What you will do: Where the word "Sørg" occurs in a line, return that line.

BEGIN Data records

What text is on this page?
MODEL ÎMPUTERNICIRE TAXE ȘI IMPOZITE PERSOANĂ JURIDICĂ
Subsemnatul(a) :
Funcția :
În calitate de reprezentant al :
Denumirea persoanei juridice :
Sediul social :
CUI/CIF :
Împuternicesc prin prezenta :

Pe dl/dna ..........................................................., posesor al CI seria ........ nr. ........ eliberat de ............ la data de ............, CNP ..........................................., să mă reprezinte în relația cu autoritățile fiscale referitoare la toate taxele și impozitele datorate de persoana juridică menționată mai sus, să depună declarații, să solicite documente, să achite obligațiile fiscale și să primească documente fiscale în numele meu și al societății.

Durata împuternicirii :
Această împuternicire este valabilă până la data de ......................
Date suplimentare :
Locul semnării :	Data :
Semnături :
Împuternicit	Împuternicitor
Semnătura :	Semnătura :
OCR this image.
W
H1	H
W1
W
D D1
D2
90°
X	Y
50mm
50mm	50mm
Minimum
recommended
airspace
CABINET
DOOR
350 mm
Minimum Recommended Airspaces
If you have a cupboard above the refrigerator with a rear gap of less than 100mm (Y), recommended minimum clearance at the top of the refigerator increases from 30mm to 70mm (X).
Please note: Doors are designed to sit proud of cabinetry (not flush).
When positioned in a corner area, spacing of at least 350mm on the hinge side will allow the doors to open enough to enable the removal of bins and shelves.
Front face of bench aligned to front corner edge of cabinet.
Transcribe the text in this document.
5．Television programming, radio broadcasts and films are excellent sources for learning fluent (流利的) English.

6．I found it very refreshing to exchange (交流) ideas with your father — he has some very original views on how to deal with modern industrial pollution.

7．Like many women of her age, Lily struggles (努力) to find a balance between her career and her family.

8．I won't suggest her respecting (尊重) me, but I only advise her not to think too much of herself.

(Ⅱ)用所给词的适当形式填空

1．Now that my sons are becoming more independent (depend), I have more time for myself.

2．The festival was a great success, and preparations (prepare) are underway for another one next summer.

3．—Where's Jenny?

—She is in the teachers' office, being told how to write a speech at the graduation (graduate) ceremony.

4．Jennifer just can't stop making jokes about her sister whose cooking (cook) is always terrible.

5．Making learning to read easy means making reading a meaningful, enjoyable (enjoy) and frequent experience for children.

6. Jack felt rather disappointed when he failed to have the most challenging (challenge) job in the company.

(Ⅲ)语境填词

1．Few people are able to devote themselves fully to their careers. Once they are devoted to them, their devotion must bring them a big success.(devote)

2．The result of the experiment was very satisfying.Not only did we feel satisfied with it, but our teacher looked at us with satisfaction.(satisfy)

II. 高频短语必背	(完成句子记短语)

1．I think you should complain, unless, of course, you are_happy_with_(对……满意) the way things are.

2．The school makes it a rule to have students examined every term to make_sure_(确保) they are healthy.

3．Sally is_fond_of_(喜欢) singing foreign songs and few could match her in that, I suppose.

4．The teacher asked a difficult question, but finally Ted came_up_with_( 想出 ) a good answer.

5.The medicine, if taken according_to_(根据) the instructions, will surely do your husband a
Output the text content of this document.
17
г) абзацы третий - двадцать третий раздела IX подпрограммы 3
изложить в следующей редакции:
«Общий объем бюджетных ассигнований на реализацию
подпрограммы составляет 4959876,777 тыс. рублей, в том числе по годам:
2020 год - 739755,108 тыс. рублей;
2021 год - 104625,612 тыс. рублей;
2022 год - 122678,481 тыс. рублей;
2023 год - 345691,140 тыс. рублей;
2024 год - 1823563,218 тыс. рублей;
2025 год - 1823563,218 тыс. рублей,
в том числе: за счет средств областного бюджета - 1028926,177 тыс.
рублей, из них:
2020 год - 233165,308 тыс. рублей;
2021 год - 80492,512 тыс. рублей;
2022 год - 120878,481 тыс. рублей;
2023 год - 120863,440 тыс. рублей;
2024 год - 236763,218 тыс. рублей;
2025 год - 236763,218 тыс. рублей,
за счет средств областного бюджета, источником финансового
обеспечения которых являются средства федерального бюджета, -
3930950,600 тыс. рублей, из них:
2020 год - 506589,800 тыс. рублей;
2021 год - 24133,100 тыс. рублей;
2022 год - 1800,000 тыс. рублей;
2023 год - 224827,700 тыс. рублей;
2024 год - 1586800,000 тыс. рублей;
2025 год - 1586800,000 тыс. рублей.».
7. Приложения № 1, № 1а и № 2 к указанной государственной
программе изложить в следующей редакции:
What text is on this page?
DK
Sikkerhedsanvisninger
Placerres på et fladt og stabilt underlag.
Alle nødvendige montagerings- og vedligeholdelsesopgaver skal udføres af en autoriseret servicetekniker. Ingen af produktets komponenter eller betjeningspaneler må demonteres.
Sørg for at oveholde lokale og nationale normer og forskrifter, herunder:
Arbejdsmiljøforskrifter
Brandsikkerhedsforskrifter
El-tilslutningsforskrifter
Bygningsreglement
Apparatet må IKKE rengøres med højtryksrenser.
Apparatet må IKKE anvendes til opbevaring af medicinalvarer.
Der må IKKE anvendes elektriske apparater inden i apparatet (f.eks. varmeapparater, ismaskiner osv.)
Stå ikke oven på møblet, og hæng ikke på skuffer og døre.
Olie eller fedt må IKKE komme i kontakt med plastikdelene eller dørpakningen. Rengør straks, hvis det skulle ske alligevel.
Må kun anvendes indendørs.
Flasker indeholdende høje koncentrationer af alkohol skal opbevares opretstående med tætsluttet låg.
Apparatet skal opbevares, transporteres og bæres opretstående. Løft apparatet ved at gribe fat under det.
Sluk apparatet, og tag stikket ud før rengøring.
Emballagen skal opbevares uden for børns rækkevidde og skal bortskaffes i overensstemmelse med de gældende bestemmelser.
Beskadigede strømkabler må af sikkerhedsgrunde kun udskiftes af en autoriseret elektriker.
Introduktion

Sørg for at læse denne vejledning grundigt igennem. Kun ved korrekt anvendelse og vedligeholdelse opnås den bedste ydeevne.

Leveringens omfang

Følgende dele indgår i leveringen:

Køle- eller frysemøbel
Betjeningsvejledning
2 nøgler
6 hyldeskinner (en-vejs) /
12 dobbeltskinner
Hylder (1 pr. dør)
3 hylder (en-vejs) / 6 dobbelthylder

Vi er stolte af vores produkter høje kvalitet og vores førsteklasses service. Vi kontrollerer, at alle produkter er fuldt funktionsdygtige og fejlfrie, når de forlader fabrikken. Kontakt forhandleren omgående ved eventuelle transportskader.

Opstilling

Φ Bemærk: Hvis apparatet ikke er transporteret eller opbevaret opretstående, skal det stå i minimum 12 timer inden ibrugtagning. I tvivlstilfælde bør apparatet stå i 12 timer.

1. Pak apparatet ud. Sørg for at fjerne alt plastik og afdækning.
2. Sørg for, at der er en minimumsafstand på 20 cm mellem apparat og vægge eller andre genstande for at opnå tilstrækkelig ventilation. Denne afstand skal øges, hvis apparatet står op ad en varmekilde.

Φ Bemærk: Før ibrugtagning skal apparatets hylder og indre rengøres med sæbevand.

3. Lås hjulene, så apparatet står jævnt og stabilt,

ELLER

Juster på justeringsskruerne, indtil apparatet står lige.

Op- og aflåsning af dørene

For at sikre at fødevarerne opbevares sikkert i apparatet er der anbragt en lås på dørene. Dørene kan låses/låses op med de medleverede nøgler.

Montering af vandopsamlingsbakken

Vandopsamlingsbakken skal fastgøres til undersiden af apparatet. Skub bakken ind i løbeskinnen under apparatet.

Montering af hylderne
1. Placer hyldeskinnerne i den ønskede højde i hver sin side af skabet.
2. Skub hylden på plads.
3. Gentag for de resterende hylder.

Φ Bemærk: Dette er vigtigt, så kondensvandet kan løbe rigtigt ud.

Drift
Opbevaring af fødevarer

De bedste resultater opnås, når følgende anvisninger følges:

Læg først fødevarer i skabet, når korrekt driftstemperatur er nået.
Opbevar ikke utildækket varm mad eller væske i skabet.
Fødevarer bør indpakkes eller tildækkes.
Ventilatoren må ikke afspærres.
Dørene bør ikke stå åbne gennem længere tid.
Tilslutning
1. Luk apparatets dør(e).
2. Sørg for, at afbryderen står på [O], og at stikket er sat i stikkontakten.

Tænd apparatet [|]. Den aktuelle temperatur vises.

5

END Data records

Reply to the task:
Sørg for at oveholde lokale og nationale normer og forskrifter, herunder:
Sørg for at læse denne vejledning grundigt igennem. Kun ved korrekt anvendelse og vedligeholdelse opnås den bedste ydeevne.
1. Pak apparatet ud. Sørg for at fjerne alt plastik og afdækning.
2. Sørg for, at der er en minimumsafstand på 20 cm mellem apparat og vægge eller andre genstande for at opnå tilstrækkelig ventilation. Denne afstand skal øges, hvis apparatet står op ad en varmekilde.
2. Sørg for, at afbryderen står på [O], og at stikket er sat i stikkontakten.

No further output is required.